WORK REQUIRED:
Show all lines from the listing below that contain "Custom".

-- Start DATA RECORDS --

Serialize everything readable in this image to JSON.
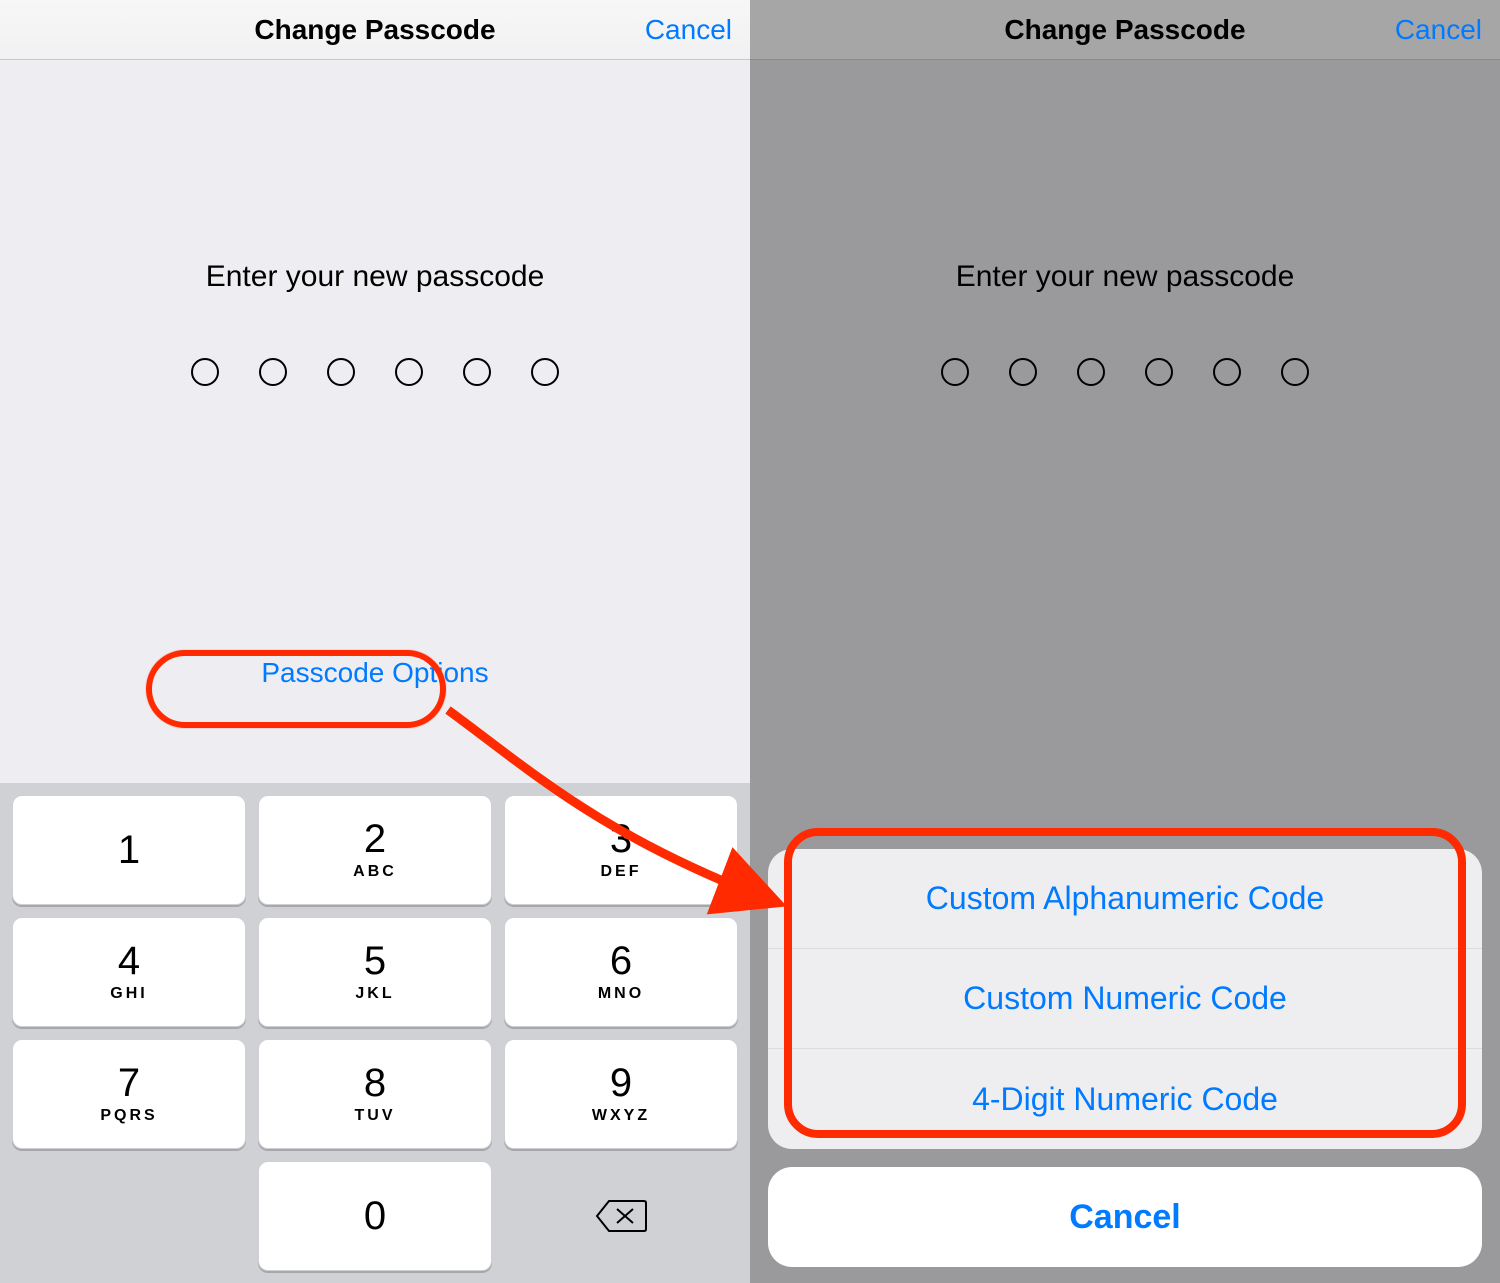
{
  "left": {
    "title": "Change Passcode",
    "cancel": "Cancel",
    "prompt": "Enter your new passcode",
    "options_link": "Passcode Options",
    "keypad": [
      {
        "num": "1",
        "sub": ""
      },
      {
        "num": "2",
        "sub": "ABC"
      },
      {
        "num": "3",
        "sub": "DEF"
      },
      {
        "num": "4",
        "sub": "GHI"
      },
      {
        "num": "5",
        "sub": "JKL"
      },
      {
        "num": "6",
        "sub": "MNO"
      },
      {
        "num": "7",
        "sub": "PQRS"
      },
      {
        "num": "8",
        "sub": "TUV"
      },
      {
        "num": "9",
        "sub": "WXYZ"
      },
      {
        "num": "",
        "sub": ""
      },
      {
        "num": "0",
        "sub": ""
      },
      {
        "num": "",
        "sub": ""
      }
    ]
  },
  "right": {
    "title": "Change Passcode",
    "cancel": "Cancel",
    "prompt": "Enter your new passcode",
    "sheet": {
      "items": [
        "Custom Alphanumeric Code",
        "Custom Numeric Code",
        "4-Digit Numeric Code"
      ],
      "cancel": "Cancel"
    }
  }
}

-- End DATA RECORDS --

SOLUTION TO THIS PROBLEM:
        "Custom Alphanumeric Code",
        "Custom Numeric Code",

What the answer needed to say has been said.